----- WORKING DATA -----

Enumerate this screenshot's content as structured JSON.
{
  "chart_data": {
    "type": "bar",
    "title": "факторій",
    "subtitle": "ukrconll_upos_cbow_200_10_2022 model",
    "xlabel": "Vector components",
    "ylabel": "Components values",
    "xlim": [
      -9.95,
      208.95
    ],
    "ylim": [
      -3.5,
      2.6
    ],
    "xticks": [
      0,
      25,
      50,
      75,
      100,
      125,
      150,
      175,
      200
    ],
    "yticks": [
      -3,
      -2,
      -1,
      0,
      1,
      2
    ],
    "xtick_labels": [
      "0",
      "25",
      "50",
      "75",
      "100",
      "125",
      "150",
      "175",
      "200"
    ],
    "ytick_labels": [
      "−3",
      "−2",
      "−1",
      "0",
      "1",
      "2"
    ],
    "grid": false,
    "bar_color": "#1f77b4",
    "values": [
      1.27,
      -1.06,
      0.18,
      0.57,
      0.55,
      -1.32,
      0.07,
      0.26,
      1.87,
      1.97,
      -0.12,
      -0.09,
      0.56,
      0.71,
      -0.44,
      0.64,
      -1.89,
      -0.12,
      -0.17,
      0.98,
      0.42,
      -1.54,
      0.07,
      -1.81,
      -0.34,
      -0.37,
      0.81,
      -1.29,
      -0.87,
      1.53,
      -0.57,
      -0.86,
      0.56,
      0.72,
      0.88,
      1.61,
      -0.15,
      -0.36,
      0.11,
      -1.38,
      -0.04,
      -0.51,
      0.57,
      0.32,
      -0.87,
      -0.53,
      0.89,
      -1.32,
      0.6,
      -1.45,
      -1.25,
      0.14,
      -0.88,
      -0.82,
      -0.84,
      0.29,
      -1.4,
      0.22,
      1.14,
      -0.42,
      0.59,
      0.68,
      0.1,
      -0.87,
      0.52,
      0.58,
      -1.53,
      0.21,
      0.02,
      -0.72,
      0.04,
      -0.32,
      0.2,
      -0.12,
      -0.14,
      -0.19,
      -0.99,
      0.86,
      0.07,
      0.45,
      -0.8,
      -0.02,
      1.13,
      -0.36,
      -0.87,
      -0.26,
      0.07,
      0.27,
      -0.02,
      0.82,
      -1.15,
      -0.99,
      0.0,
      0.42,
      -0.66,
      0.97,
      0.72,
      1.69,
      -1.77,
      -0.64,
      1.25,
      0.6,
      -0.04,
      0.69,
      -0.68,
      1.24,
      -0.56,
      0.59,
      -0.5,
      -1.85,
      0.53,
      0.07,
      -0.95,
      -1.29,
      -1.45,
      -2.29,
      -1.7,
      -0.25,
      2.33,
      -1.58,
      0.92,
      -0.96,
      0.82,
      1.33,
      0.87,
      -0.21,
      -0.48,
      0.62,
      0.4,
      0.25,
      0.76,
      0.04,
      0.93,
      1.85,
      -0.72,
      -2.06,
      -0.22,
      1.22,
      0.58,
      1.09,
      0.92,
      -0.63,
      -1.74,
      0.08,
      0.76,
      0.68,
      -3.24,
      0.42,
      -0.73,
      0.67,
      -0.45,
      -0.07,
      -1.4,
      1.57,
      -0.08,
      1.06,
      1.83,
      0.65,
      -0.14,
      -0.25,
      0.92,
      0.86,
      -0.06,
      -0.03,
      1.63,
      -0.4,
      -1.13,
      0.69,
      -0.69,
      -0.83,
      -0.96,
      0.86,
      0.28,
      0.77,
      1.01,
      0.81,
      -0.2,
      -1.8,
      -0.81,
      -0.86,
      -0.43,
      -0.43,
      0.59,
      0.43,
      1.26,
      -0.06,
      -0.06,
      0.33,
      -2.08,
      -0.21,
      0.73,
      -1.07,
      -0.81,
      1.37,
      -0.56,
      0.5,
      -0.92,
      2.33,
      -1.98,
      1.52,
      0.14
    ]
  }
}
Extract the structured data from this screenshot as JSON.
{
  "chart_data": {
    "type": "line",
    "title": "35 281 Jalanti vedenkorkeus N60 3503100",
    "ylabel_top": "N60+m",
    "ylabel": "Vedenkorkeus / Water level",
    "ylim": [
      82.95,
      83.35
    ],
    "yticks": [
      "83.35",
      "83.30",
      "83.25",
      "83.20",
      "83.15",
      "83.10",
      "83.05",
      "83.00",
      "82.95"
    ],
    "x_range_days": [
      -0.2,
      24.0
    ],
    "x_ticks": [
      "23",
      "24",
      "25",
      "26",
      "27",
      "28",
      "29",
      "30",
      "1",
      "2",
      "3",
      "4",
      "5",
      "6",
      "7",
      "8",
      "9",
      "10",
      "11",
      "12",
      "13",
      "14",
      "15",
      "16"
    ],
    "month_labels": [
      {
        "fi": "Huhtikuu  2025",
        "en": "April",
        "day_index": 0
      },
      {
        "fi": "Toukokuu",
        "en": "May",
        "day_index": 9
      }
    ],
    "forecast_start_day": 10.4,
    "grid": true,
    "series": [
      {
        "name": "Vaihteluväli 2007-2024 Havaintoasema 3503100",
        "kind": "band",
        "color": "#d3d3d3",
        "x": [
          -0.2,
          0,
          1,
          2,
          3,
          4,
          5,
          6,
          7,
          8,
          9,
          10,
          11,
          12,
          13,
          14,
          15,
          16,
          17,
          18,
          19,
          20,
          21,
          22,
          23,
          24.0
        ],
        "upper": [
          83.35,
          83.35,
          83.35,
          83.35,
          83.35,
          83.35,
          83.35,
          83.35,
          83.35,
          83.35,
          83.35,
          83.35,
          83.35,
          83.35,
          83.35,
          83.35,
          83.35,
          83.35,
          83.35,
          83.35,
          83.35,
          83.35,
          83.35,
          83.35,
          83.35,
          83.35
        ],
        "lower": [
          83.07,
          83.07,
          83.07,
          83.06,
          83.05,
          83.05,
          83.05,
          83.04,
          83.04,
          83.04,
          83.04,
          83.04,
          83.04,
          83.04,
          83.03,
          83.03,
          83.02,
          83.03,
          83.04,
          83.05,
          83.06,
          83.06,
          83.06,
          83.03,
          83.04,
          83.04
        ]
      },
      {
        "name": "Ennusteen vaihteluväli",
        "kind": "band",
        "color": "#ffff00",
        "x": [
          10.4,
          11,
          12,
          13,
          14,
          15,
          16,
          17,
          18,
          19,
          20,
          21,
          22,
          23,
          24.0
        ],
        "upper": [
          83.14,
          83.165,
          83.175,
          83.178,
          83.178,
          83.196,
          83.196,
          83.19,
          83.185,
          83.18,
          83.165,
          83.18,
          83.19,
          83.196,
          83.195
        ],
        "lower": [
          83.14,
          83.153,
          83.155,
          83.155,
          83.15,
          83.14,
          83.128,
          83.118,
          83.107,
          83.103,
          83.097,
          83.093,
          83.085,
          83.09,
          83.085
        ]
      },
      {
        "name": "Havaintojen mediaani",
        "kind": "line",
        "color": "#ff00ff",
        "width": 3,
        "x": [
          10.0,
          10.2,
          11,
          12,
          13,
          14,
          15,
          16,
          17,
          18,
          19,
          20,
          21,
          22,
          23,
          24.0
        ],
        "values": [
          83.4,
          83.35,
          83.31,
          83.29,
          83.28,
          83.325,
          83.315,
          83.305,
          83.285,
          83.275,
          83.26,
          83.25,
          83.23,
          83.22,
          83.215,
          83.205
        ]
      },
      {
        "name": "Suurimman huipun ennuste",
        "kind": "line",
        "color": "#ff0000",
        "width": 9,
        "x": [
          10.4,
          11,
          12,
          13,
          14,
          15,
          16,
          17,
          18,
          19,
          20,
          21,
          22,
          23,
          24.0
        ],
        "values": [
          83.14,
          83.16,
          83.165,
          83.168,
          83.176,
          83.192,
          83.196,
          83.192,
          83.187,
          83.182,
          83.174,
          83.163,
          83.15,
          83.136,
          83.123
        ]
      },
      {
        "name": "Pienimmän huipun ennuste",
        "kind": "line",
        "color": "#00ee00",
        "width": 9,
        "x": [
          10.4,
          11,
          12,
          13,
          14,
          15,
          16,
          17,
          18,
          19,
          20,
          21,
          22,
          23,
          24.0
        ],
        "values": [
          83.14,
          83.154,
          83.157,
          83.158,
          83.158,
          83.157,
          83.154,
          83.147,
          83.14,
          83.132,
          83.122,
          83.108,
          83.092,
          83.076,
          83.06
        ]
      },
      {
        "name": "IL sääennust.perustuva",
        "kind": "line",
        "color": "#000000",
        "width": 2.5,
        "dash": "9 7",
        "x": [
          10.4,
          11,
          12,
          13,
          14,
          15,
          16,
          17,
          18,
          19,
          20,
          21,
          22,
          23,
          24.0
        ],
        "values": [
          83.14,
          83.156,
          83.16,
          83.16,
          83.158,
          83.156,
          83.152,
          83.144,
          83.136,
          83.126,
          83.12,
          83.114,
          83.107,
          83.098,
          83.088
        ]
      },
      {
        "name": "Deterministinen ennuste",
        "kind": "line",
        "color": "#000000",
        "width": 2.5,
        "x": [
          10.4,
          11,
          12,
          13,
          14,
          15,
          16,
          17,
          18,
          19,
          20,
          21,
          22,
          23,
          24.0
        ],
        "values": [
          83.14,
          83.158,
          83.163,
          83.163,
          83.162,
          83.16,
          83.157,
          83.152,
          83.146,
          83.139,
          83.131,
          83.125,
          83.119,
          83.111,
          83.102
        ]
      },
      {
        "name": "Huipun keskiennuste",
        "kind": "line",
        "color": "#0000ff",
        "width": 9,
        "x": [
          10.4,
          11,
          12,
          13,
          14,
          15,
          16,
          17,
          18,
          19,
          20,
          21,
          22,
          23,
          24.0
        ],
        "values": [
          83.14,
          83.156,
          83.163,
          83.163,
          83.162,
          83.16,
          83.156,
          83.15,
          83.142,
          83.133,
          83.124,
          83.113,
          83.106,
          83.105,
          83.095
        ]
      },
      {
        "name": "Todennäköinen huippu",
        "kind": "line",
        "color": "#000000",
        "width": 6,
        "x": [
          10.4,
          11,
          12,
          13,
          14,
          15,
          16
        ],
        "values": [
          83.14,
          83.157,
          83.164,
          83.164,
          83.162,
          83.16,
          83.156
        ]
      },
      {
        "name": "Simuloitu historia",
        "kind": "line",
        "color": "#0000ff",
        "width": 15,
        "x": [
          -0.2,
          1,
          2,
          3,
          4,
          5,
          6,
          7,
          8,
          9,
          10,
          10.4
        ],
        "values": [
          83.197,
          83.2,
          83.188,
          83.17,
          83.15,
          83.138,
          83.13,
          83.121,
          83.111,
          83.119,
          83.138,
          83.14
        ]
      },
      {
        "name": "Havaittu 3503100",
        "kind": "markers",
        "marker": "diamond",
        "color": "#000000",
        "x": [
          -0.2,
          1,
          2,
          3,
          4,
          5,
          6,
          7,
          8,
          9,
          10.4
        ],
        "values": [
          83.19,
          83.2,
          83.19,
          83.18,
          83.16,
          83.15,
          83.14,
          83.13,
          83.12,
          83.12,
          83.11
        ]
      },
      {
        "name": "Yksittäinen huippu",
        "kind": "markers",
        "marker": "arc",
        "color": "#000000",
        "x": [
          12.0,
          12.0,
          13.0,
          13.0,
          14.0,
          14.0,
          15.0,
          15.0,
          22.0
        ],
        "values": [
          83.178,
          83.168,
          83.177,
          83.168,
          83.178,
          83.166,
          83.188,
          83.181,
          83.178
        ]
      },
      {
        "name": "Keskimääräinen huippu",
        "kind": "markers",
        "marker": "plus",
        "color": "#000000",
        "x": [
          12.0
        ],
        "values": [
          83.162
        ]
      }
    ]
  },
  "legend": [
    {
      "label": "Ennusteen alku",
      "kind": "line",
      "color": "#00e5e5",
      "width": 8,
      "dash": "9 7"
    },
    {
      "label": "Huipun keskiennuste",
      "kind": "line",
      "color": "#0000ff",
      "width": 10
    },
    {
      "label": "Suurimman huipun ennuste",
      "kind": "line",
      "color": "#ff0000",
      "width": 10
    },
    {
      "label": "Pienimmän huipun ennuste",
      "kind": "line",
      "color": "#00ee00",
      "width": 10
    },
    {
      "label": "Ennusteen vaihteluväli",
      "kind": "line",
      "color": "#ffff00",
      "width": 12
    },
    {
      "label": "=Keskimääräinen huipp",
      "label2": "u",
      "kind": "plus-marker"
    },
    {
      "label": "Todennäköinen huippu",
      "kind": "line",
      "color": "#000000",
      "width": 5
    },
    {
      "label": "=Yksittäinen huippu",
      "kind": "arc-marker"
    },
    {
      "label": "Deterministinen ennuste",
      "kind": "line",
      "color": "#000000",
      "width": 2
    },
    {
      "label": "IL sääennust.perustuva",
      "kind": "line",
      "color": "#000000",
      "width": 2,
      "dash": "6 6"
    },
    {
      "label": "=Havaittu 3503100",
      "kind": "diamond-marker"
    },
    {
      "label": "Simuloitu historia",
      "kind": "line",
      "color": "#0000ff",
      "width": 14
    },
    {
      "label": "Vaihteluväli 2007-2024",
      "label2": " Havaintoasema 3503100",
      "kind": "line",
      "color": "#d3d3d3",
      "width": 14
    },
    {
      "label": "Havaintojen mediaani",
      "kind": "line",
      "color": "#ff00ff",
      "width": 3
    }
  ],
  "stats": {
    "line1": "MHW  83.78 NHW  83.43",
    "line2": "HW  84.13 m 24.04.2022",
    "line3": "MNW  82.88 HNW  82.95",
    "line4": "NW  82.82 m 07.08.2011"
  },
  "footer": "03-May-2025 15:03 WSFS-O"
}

-----

EXERCISE DIRECTIONS:
From the listing, tally every line with the word "huippu" in it and give only the tally.

WRITTEN REPLY:
5